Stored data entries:
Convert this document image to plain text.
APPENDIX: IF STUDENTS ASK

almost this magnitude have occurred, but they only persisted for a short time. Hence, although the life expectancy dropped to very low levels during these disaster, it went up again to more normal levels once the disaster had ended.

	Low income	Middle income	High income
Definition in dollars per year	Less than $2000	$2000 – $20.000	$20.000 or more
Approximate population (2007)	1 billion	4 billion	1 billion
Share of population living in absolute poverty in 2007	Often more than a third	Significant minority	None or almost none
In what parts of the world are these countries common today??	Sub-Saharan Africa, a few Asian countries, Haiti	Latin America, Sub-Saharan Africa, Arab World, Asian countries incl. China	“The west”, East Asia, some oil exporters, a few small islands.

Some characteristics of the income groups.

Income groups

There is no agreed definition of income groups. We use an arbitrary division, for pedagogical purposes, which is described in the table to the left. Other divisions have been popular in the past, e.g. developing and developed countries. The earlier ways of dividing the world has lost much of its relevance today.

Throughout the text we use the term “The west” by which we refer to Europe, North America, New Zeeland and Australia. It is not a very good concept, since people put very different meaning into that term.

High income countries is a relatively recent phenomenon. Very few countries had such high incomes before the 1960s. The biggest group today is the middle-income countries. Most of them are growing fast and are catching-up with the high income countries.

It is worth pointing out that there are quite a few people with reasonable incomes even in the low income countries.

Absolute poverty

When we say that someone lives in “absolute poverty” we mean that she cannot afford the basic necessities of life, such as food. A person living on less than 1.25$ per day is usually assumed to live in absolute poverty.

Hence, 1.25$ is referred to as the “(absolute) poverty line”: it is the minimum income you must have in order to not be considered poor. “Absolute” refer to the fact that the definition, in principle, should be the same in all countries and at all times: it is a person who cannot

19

WHAT IS REQUIRED: Write the entries again, exactly as they stand.

FULL SOLUTION:
Convert this document image to plain text.
APPENDIX: IF STUDENTS ASK

almost this magnitude have occurred, but they only persisted for a short time. Hence, although the life expectancy dropped to very low levels during these disaster, it went up again to more normal levels once the disaster had ended.

	Low income	Middle income	High income
Definition in dollars per year	Less than $2000	$2000 – $20.000	$20.000 or more
Approximate population (2007)	1 billion	4 billion	1 billion
Share of population living in absolute poverty in 2007	Often more than a third	Significant minority	None or almost none
In what parts of the world are these countries common today??	Sub-Saharan Africa, a few Asian countries, Haiti	Latin America, Sub-Saharan Africa, Arab World, Asian countries incl. China	“The west”, East Asia, some oil exporters, a few small islands.

Some characteristics of the income groups.

Income groups

There is no agreed definition of income groups. We use an arbitrary division, for pedagogical purposes, which is described in the table to the left. Other divisions have been popular in the past, e.g. developing and developed countries. The earlier ways of dividing the world has lost much of its relevance today.

Throughout the text we use the term “The west” by which we refer to Europe, North America, New Zeeland and Australia. It is not a very good concept, since people put very different meaning into that term.

High income countries is a relatively recent phenomenon. Very few countries had such high incomes before the 1960s. The biggest group today is the middle-income countries. Most of them are growing fast and are catching-up with the high income countries.

It is worth pointing out that there are quite a few people with reasonable incomes even in the low income countries.

Absolute poverty

When we say that someone lives in “absolute poverty” we mean that she cannot afford the basic necessities of life, such as food. A person living on less than 1.25$ per day is usually assumed to live in absolute poverty.

Hence, 1.25$ is referred to as the “(absolute) poverty line”: it is the minimum income you must have in order to not be considered poor. “Absolute” refer to the fact that the definition, in principle, should be the same in all countries and at all times: it is a person who cannot

19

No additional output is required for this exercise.